TASK GOAL >> Scan the material that follows. Copy every line containing the word "this".
==================================================
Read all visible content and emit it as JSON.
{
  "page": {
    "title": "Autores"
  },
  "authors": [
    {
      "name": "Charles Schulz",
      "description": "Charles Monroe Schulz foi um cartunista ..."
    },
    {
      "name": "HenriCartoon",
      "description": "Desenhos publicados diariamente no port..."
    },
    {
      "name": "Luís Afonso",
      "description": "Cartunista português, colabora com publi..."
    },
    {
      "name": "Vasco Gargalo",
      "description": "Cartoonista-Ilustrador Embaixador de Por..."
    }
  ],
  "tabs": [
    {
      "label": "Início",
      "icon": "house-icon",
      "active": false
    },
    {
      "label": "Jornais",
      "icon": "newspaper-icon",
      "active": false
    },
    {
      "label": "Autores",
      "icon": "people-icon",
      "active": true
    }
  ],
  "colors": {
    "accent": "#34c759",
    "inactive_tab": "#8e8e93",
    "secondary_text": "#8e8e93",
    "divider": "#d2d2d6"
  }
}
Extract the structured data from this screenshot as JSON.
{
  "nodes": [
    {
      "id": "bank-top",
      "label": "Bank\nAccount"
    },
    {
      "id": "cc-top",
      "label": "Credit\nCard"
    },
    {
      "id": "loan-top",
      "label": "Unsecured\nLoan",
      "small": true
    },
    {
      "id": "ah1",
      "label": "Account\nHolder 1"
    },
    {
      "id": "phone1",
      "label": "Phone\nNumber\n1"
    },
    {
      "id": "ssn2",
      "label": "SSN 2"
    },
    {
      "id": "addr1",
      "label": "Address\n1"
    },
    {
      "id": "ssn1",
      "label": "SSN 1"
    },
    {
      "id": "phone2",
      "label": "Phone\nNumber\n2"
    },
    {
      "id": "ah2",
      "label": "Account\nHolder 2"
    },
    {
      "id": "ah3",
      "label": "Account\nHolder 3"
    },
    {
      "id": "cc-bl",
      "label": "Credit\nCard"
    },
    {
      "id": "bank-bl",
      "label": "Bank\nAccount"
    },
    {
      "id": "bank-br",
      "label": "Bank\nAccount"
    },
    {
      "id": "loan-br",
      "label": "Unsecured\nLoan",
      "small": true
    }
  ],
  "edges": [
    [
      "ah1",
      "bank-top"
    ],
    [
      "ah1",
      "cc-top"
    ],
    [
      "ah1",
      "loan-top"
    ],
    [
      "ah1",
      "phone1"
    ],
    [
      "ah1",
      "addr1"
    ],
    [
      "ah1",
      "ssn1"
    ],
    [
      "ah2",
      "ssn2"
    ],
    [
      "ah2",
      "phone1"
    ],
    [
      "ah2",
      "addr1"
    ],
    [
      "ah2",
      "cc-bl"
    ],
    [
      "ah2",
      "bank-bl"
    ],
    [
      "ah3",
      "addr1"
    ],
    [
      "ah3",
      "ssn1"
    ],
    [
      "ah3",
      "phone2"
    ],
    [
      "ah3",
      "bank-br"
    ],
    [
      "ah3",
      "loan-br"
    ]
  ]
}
==================================================
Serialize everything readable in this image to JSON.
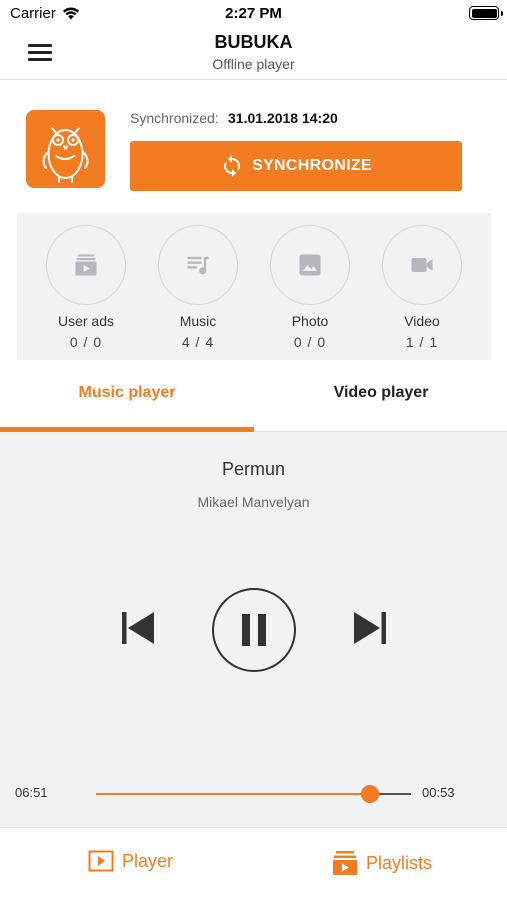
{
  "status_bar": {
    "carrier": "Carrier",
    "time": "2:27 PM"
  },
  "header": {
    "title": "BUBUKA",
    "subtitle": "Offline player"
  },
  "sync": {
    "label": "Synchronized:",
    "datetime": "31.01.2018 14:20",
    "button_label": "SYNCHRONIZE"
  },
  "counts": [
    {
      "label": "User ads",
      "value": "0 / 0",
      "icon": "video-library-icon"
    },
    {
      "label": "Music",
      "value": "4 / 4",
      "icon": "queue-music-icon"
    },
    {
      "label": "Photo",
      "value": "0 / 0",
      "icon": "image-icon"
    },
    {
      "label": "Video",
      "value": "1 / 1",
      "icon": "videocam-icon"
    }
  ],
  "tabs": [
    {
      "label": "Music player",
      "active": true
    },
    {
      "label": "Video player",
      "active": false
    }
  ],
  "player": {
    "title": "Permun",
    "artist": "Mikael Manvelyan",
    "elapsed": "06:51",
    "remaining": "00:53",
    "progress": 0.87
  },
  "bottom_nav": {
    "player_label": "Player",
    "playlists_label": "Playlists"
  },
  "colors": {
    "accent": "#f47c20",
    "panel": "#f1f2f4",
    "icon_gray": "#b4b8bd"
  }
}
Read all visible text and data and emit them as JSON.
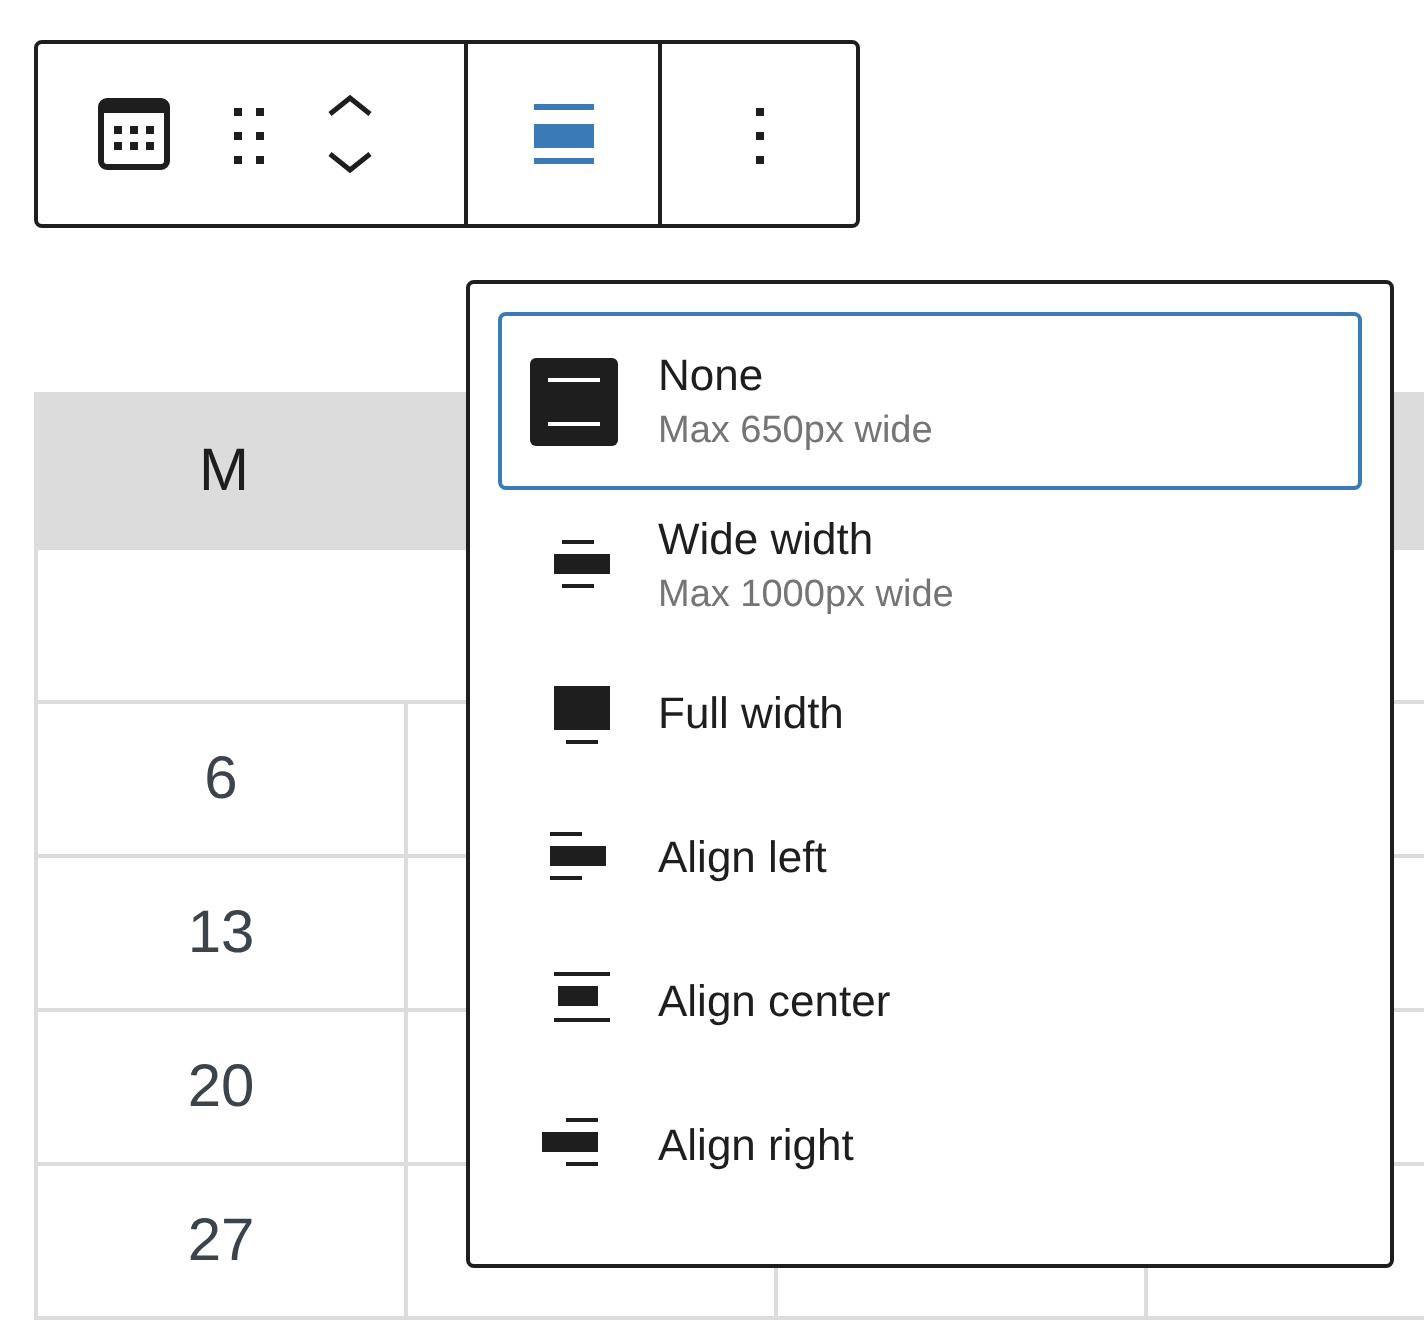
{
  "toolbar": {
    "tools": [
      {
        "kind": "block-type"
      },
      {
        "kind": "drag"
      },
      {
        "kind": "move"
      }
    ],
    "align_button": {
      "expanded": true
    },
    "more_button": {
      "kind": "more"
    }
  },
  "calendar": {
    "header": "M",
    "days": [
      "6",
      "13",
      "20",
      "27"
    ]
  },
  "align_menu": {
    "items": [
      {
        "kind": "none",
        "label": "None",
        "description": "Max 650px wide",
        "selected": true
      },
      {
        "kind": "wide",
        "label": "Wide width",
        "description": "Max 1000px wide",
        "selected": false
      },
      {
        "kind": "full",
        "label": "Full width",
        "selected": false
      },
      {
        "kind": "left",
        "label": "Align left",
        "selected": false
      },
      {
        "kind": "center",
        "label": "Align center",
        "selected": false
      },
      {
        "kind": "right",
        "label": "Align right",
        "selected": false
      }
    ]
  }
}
==================================================
SOLUTION BELOW >>
Extract the structured data from this screenshot as JSON.
Serialize everything readable in this image to JSON.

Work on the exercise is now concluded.